[Records excerpted from a collection]
BEGIN
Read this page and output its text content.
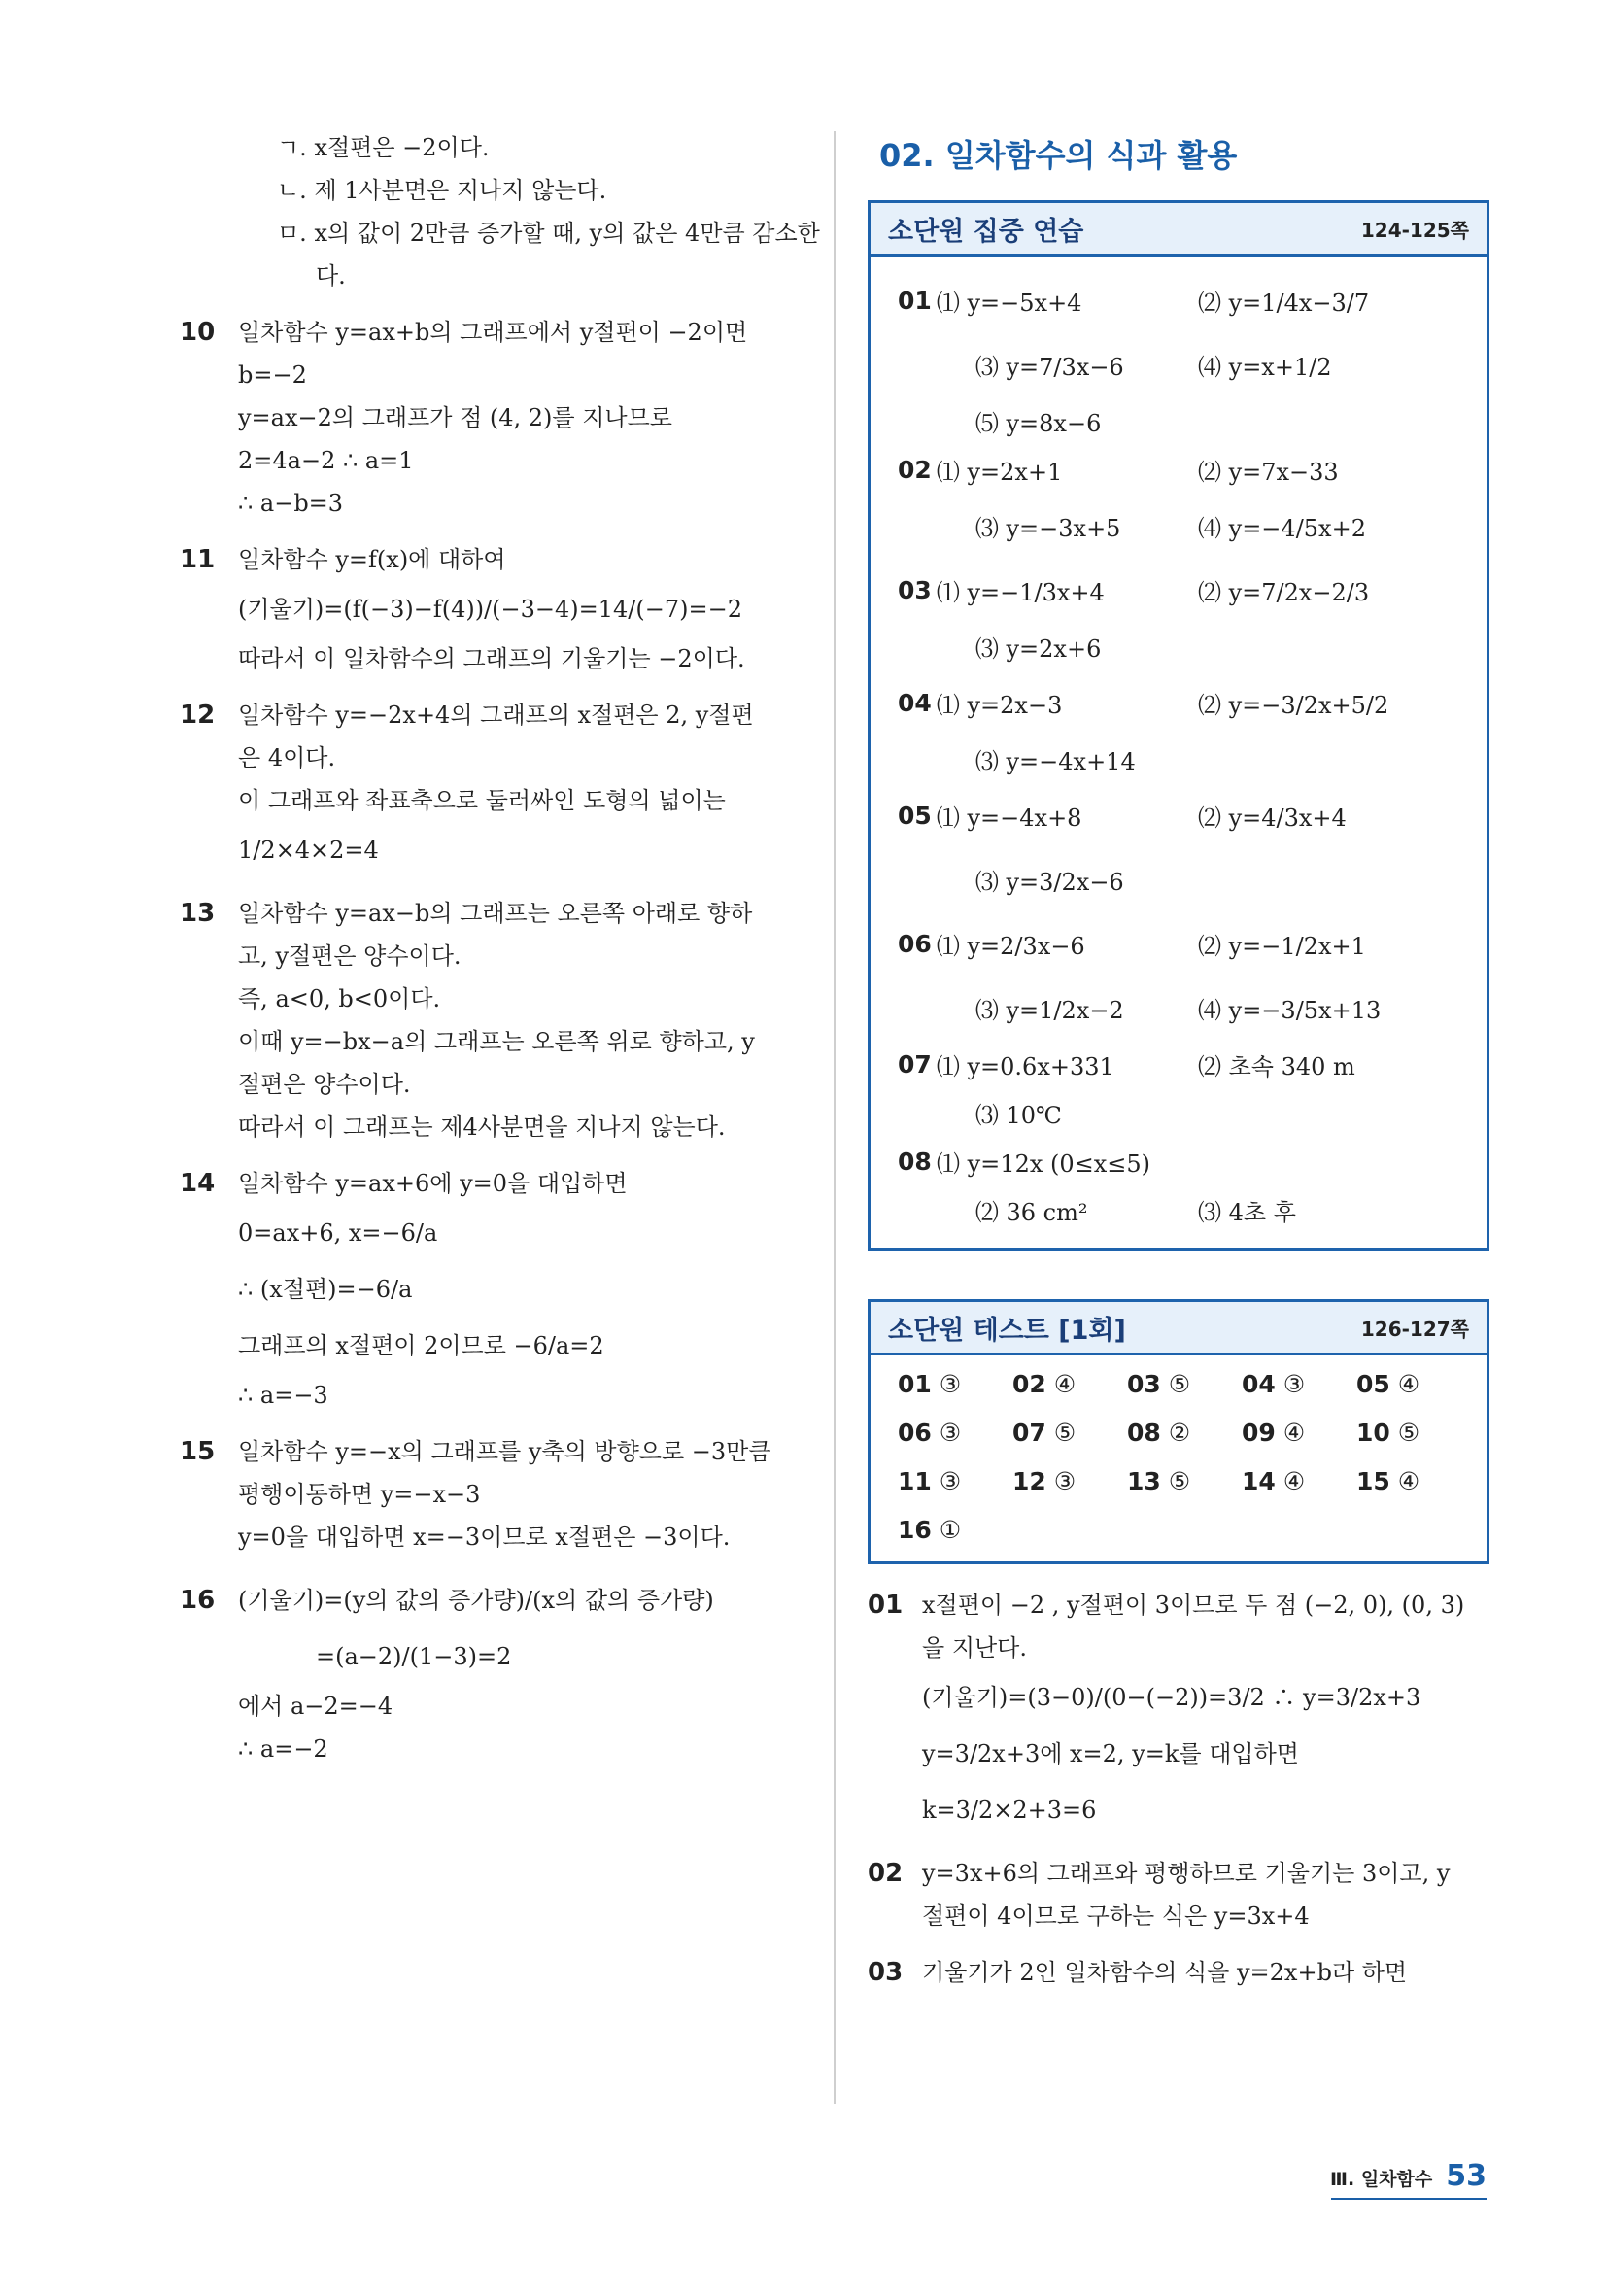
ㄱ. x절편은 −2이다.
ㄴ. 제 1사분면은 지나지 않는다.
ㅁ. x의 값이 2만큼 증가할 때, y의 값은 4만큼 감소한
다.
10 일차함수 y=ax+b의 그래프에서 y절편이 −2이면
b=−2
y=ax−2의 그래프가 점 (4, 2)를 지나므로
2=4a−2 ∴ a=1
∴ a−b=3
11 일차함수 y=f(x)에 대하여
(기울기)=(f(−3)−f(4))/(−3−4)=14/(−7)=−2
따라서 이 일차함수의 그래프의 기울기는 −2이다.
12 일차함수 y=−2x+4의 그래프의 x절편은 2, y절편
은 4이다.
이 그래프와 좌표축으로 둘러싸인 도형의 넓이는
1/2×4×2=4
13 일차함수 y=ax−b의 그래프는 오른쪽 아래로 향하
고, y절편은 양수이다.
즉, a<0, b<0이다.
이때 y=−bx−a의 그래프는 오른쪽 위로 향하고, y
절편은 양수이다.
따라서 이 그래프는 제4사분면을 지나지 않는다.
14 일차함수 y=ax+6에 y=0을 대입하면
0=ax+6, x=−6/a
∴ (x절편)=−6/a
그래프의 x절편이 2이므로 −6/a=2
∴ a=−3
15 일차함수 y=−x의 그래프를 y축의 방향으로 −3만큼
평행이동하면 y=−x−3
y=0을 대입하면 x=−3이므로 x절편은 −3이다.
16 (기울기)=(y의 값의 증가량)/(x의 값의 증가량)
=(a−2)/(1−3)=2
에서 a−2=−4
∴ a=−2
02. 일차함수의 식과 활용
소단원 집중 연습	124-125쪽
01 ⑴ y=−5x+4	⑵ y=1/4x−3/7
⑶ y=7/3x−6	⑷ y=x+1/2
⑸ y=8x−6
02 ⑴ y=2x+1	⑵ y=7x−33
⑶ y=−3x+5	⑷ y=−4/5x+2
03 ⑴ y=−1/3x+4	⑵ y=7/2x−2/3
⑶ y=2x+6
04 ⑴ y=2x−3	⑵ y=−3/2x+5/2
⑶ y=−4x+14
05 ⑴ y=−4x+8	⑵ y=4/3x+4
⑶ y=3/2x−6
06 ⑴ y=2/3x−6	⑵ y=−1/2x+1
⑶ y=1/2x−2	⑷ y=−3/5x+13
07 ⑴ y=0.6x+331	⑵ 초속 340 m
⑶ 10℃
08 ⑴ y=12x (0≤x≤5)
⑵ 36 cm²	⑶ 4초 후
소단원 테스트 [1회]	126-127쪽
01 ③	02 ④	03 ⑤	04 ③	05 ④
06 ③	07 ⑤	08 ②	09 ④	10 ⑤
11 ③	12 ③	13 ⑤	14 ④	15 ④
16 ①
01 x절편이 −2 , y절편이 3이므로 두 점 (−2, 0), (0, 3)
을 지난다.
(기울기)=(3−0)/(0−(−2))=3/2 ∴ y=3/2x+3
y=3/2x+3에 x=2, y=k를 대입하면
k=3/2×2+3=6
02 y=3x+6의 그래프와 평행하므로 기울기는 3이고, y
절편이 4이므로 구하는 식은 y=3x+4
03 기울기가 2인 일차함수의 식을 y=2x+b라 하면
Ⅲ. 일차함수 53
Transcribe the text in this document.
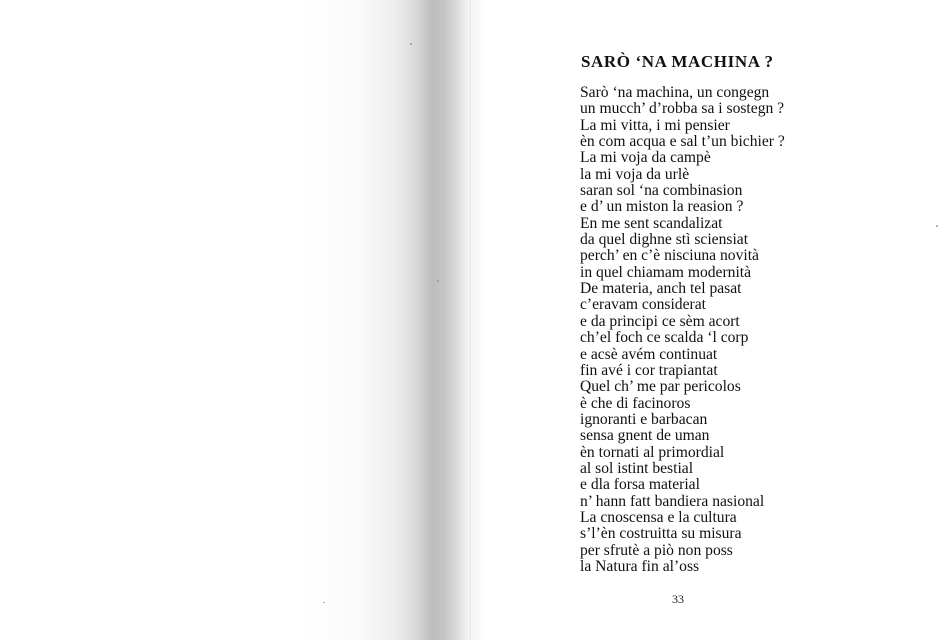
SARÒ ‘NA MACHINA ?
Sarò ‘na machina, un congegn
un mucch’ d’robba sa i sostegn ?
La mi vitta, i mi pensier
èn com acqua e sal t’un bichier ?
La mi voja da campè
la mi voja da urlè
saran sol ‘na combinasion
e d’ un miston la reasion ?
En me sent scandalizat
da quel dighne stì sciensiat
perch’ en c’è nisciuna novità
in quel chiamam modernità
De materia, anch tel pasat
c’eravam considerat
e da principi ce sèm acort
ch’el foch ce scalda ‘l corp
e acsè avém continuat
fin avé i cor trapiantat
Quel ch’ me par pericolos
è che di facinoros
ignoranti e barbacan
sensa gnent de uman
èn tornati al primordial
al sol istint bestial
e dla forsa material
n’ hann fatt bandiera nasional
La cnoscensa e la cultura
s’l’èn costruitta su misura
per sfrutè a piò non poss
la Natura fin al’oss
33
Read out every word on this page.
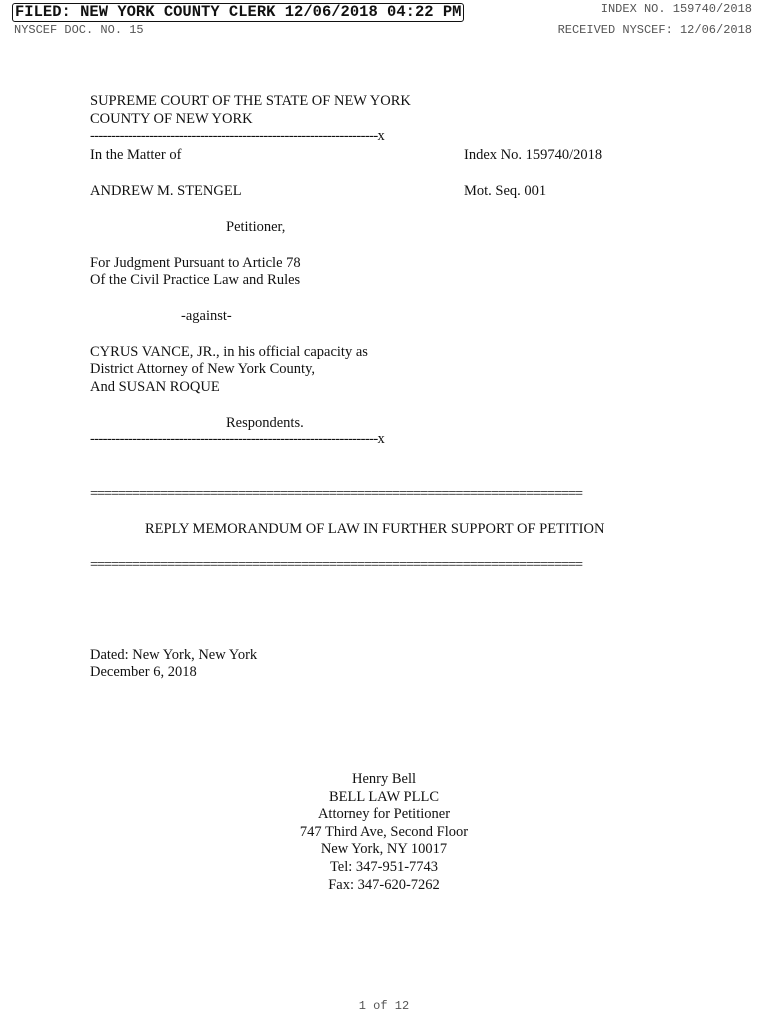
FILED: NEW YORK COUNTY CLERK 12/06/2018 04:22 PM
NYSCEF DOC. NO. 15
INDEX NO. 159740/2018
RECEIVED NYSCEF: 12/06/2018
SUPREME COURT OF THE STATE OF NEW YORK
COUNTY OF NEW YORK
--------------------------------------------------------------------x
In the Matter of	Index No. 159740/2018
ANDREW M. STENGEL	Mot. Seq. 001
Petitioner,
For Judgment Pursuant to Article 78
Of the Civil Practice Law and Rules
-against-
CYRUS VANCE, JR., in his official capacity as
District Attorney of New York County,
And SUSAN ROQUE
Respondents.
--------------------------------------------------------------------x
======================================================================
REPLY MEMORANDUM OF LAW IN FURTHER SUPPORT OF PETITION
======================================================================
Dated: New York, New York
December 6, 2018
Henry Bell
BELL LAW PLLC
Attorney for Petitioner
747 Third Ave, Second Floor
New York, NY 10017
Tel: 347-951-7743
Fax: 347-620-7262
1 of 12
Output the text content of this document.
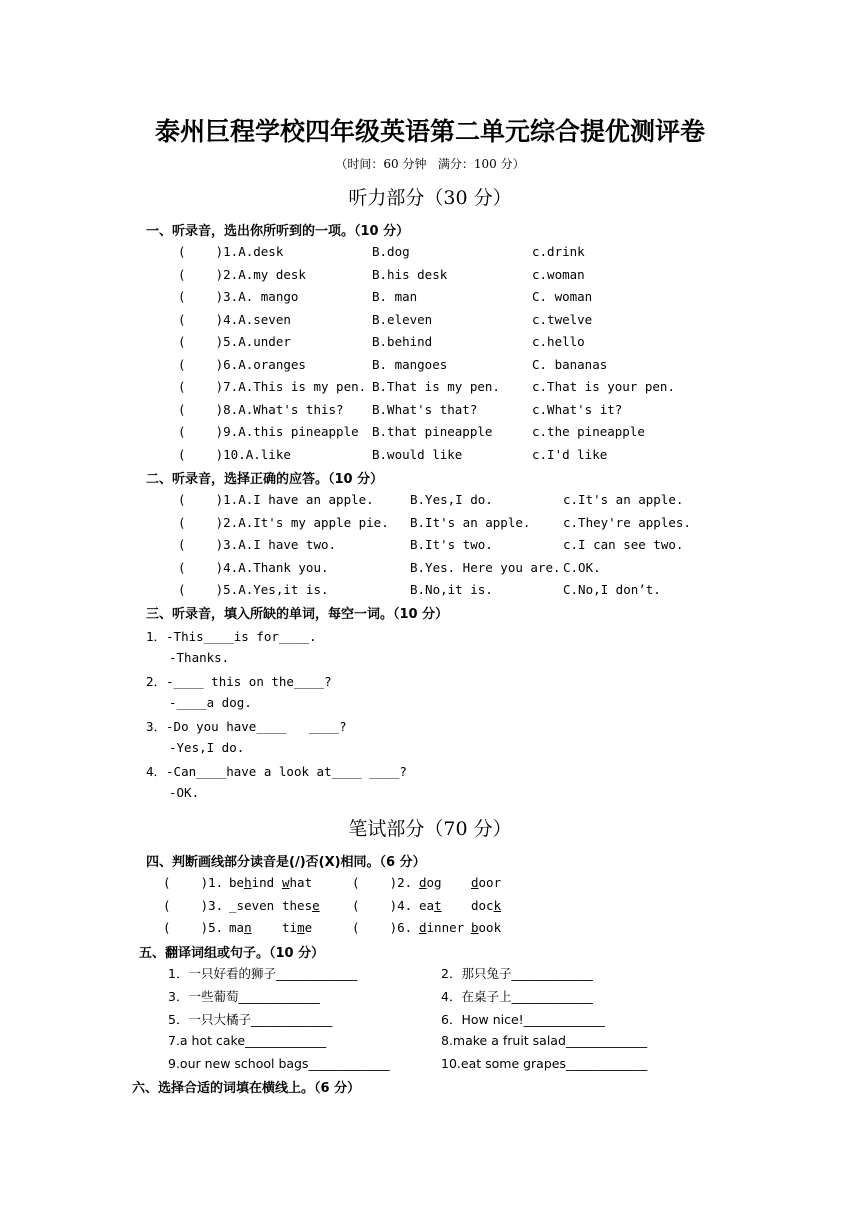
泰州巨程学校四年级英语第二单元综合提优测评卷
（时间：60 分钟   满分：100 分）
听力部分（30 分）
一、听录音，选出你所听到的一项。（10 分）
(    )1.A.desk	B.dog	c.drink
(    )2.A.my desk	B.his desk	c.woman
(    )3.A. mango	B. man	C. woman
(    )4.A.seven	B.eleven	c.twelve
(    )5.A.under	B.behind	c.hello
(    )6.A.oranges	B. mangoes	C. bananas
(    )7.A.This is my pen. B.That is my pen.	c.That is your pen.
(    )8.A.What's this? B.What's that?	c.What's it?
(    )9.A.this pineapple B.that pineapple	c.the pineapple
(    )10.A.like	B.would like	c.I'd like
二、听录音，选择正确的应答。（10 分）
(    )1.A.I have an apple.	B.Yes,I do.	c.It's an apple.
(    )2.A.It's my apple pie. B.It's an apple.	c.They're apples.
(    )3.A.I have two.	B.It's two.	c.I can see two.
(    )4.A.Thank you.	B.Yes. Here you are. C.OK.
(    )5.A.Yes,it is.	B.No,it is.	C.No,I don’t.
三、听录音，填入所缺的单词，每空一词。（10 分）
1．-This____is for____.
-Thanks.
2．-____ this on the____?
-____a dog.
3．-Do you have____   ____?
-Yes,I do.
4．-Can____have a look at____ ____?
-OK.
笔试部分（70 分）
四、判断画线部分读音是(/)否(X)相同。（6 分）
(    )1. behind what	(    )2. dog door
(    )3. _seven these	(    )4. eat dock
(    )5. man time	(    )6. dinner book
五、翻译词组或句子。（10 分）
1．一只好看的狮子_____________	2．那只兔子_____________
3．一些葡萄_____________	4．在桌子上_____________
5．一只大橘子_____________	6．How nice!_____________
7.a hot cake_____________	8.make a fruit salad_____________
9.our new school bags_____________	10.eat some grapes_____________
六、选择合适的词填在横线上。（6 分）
END
State how many lines of the records above contain "page", with no words besides the number.

## Result for this task
2